EXERCISE PROMPT: Below are some records. Say how many of their lines include the string "secure", giving only the number.

>> Start

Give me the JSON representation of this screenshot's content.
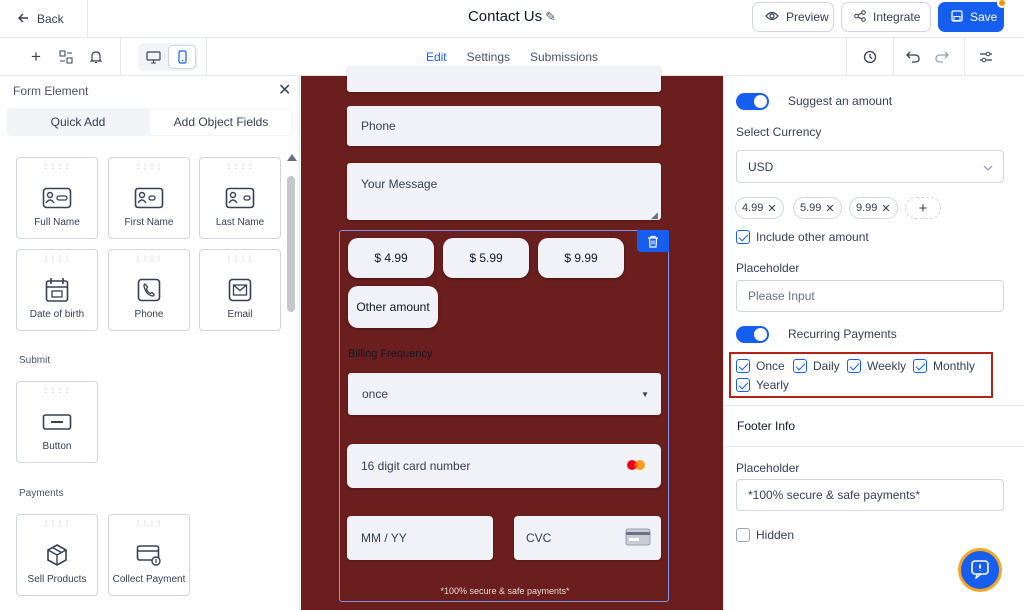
{
  "header": {
    "back_label": "Back",
    "title": "Contact Us",
    "preview_label": "Preview",
    "integrate_label": "Integrate",
    "save_label": "Save"
  },
  "toolbar": {
    "tabs": [
      {
        "label": "Edit"
      },
      {
        "label": "Settings"
      },
      {
        "label": "Submissions"
      }
    ]
  },
  "left_panel": {
    "title": "Form Element",
    "segments": [
      "Quick Add",
      "Add Object Fields"
    ],
    "elements": [
      {
        "label": "Full Name",
        "icon": "contact-card-icon"
      },
      {
        "label": "First Name",
        "icon": "contact-card-icon"
      },
      {
        "label": "Last Name",
        "icon": "contact-card-icon"
      },
      {
        "label": "Date of birth",
        "icon": "calendar-icon"
      },
      {
        "label": "Phone",
        "icon": "phone-icon"
      },
      {
        "label": "Email",
        "icon": "email-icon"
      }
    ],
    "submit_section": "Submit",
    "submit_elements": [
      {
        "label": "Button",
        "icon": "button-icon"
      }
    ],
    "payments_section": "Payments",
    "payment_elements": [
      {
        "label": "Sell Products",
        "icon": "box-icon"
      },
      {
        "label": "Collect Payment",
        "icon": "card-payment-icon"
      }
    ]
  },
  "form": {
    "phone_placeholder": "Phone",
    "message_placeholder": "Your Message",
    "amounts": [
      "$ 4.99",
      "$ 5.99",
      "$ 9.99"
    ],
    "other_amount": "Other amount",
    "billing_label": "Billing Frequency",
    "billing_value": "once",
    "card_placeholder": "16 digit card number",
    "expiry_placeholder": "MM / YY",
    "cvc_placeholder": "CVC",
    "footer": "*100% secure & safe payments*"
  },
  "right_panel": {
    "suggest_amount_label": "Suggest an amount",
    "currency_label": "Select Currency",
    "currency_value": "USD",
    "amount_pills": [
      "4.99",
      "5.99",
      "9.99"
    ],
    "include_other_label": "Include other amount",
    "placeholder_label": "Placeholder",
    "placeholder_input": "Please Input",
    "recurring_label": "Recurring Payments",
    "frequencies": [
      "Once",
      "Daily",
      "Weekly",
      "Monthly",
      "Yearly"
    ],
    "footer_info_label": "Footer Info",
    "footer_placeholder_label": "Placeholder",
    "footer_placeholder_value": "*100% secure & safe payments*",
    "hidden_label": "Hidden"
  },
  "colors": {
    "accent": "#155eef",
    "canvas_bg": "#6b1e1e",
    "highlight": "#b42318"
  }
}
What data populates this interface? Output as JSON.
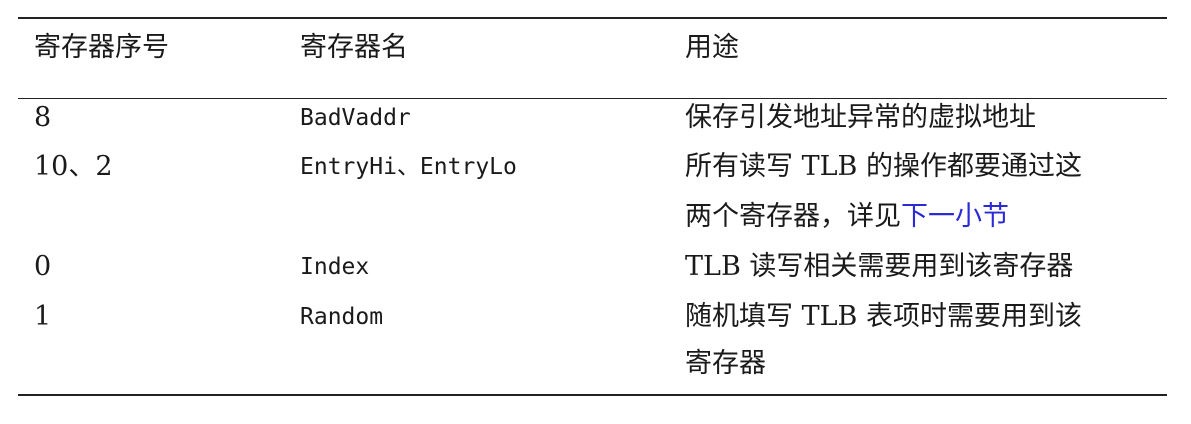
{
  "table": {
    "headers": [
      "寄存器序号",
      "寄存器名",
      "用途"
    ],
    "rows": [
      {
        "number": "8",
        "name": "BadVaddr",
        "purpose_lines": [
          "保存引发地址异常的虚拟地址"
        ]
      },
      {
        "number": "10、2",
        "name": "EntryHi、EntryLo",
        "purpose_lines": [
          "所有读写 TLB 的操作都要通过这",
          "两个寄存器，详见"
        ],
        "purpose_link": "下一小节"
      },
      {
        "number": "0",
        "name": "Index",
        "purpose_lines": [
          "TLB 读写相关需要用到该寄存器"
        ]
      },
      {
        "number": "1",
        "name": "Random",
        "purpose_lines": [
          "随机填写 TLB 表项时需要用到该",
          "寄存器"
        ]
      }
    ]
  },
  "colors": {
    "text": "#1a1a1a",
    "link": "#2b2bd6",
    "rule": "#222222"
  }
}
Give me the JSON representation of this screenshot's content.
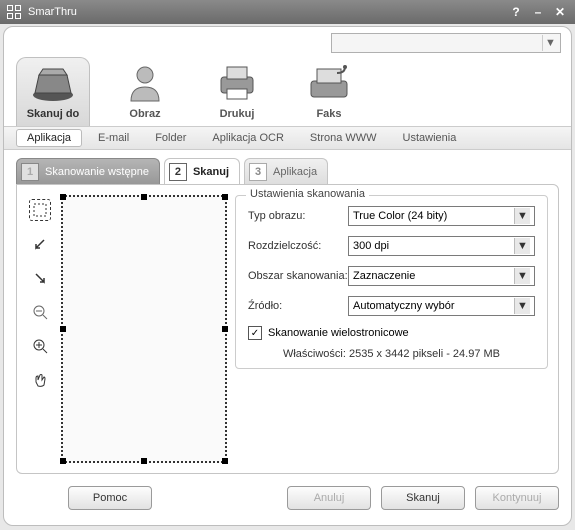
{
  "window": {
    "title": "SmarThru"
  },
  "main_tabs": {
    "scan_to": "Skanuj do",
    "image": "Obraz",
    "print": "Drukuj",
    "fax": "Faks"
  },
  "sub_tabs": {
    "application": "Aplikacja",
    "email": "E-mail",
    "folder": "Folder",
    "ocr_app": "Aplikacja OCR",
    "web_page": "Strona WWW",
    "settings": "Ustawienia"
  },
  "steps": {
    "s1": {
      "num": "1",
      "label": "Skanowanie wstępne"
    },
    "s2": {
      "num": "2",
      "label": "Skanuj"
    },
    "s3": {
      "num": "3",
      "label": "Aplikacja"
    }
  },
  "scan_settings": {
    "legend": "Ustawienia skanowania",
    "image_type_label": "Typ obrazu:",
    "image_type_value": "True Color (24 bity)",
    "resolution_label": "Rozdzielczość:",
    "resolution_value": "300 dpi",
    "scan_area_label": "Obszar skanowania:",
    "scan_area_value": "Zaznaczenie",
    "source_label": "Źródło:",
    "source_value": "Automatyczny wybór",
    "multipage_label": "Skanowanie wielostronicowe",
    "multipage_checked": true,
    "properties": "Właściwości: 2535 x 3442 pikseli - 24.97 MB"
  },
  "buttons": {
    "help": "Pomoc",
    "cancel": "Anuluj",
    "scan": "Skanuj",
    "continue": "Kontynuuj"
  }
}
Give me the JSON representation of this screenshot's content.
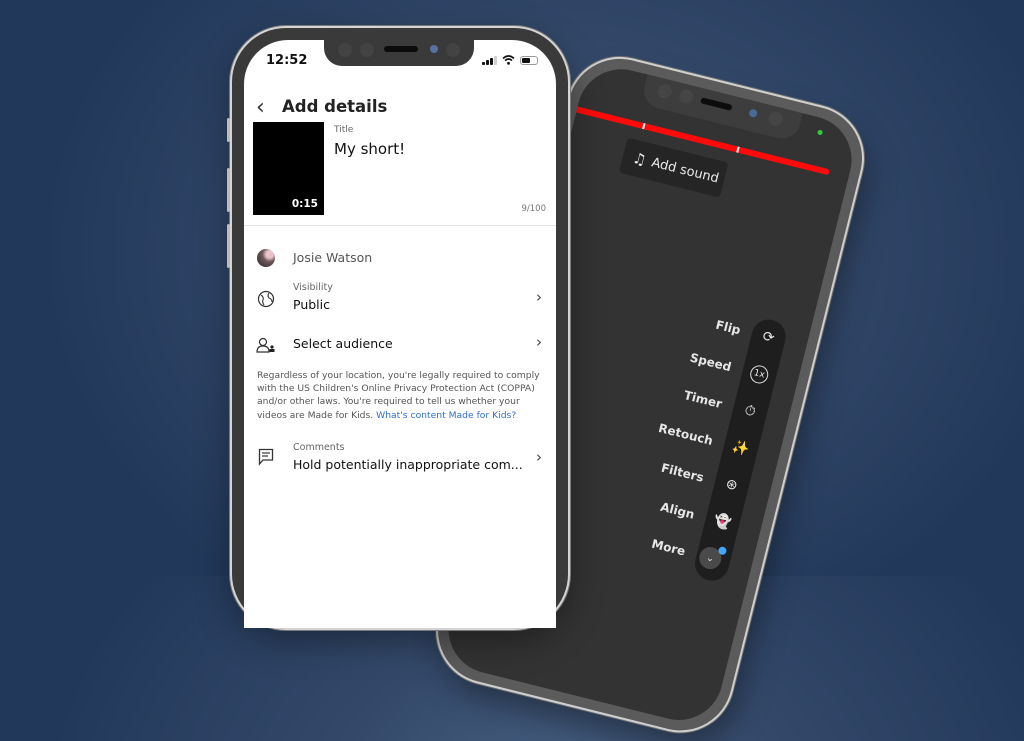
{
  "left_phone": {
    "status_bar": {
      "time": "12:52",
      "icons": [
        "cellular-signal-icon",
        "wifi-icon",
        "battery-icon"
      ],
      "battery_level_percent": 50
    },
    "header": {
      "back_icon": "chevron-left-icon",
      "title": "Add details"
    },
    "video": {
      "duration": "0:15",
      "title_label": "Title",
      "title_value": "My short!",
      "char_counter": "9/100"
    },
    "account": {
      "name": "Josie Watson"
    },
    "visibility": {
      "icon": "globe-icon",
      "label": "Visibility",
      "value": "Public"
    },
    "audience": {
      "icon": "person-audience-icon",
      "label": "Select audience"
    },
    "notice": {
      "text": "Regardless of your location, you're legally required to comply with the US Children's Online Privacy Protection Act (COPPA) and/or other laws. You're required to tell us whether your videos are Made for Kids.",
      "link": "What's content Made for Kids?"
    },
    "comments": {
      "icon": "comment-icon",
      "label": "Comments",
      "value": "Hold potentially inappropriate com..."
    }
  },
  "right_phone": {
    "add_sound_label": "Add sound",
    "add_sound_icon": "music-note-icon",
    "progress_color": "#ff0a0a",
    "tools": [
      {
        "label": "Flip",
        "icon": "flip-camera-icon",
        "glyph": "⟳"
      },
      {
        "label": "Speed",
        "icon": "speed-icon",
        "glyph": "1x"
      },
      {
        "label": "Timer",
        "icon": "timer-icon",
        "glyph": "⏱"
      },
      {
        "label": "Retouch",
        "icon": "magic-wand-icon",
        "glyph": "✨"
      },
      {
        "label": "Filters",
        "icon": "filters-icon",
        "glyph": "⊛"
      },
      {
        "label": "Align",
        "icon": "ghost-icon",
        "glyph": "👻"
      },
      {
        "label": "More",
        "icon": "chevron-down-icon",
        "glyph": "⌄"
      }
    ]
  },
  "colors": {
    "background": "#22385a",
    "link": "#2f6fd6",
    "notification_dot": "#3ea6ff"
  }
}
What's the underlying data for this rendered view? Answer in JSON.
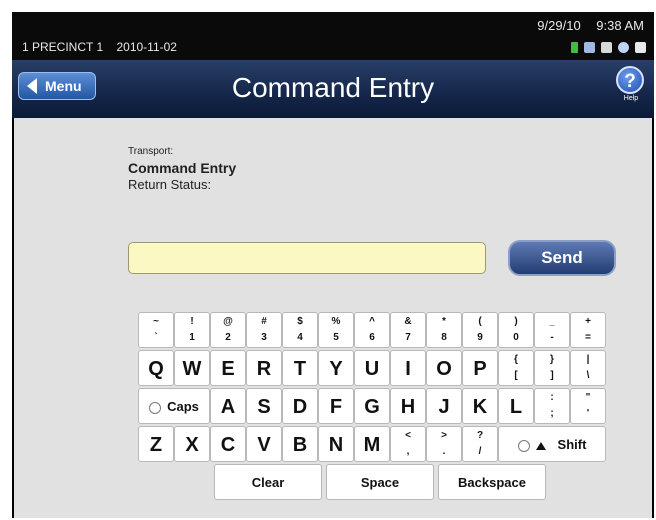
{
  "status": {
    "precinct": "1 PRECINCT 1",
    "date": "2010-11-02",
    "screen_date": "9/29/10",
    "time": "9:38 AM"
  },
  "header": {
    "menu_label": "Menu",
    "title": "Command Entry",
    "help_label": "Help"
  },
  "info": {
    "transport_label": "Transport:",
    "mode": "Command Entry",
    "return_status_label": "Return Status:"
  },
  "command": {
    "value": "",
    "send_label": "Send"
  },
  "keyboard": {
    "row1": [
      {
        "top": "~",
        "bot": "`"
      },
      {
        "top": "!",
        "bot": "1"
      },
      {
        "top": "@",
        "bot": "2"
      },
      {
        "top": "#",
        "bot": "3"
      },
      {
        "top": "$",
        "bot": "4"
      },
      {
        "top": "%",
        "bot": "5"
      },
      {
        "top": "^",
        "bot": "6"
      },
      {
        "top": "&",
        "bot": "7"
      },
      {
        "top": "*",
        "bot": "8"
      },
      {
        "top": "(",
        "bot": "9"
      },
      {
        "top": ")",
        "bot": "0"
      },
      {
        "top": "_",
        "bot": "-"
      },
      {
        "top": "+",
        "bot": "="
      }
    ],
    "row2_letters": [
      "Q",
      "W",
      "E",
      "R",
      "T",
      "Y",
      "U",
      "I",
      "O",
      "P"
    ],
    "row2_syms": [
      {
        "top": "{",
        "bot": "["
      },
      {
        "top": "}",
        "bot": "]"
      },
      {
        "top": "|",
        "bot": "\\"
      }
    ],
    "caps_label": "Caps",
    "row3_letters": [
      "A",
      "S",
      "D",
      "F",
      "G",
      "H",
      "J",
      "K",
      "L"
    ],
    "row3_syms": [
      {
        "top": ":",
        "bot": ";"
      },
      {
        "top": "\"",
        "bot": "'"
      }
    ],
    "row4_letters": [
      "Z",
      "X",
      "C",
      "V",
      "B",
      "N",
      "M"
    ],
    "row4_syms": [
      {
        "top": "<",
        "bot": ","
      },
      {
        "top": ">",
        "bot": "."
      },
      {
        "top": "?",
        "bot": "/"
      }
    ],
    "shift_label": "Shift",
    "clear_label": "Clear",
    "space_label": "Space",
    "backspace_label": "Backspace"
  },
  "colors": {
    "status_bg": "#0a0a0a",
    "titlebar": "#14264a",
    "menu_button": "#2356a3",
    "content_bg": "#e1e1e1",
    "input_bg": "#fbf8c4",
    "send_button": "#233c72"
  },
  "icons": [
    "battery-icon",
    "network-icon",
    "printer-icon",
    "headset-icon",
    "tray-icon"
  ]
}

>> End

OUTPUT OF THE TASK: 2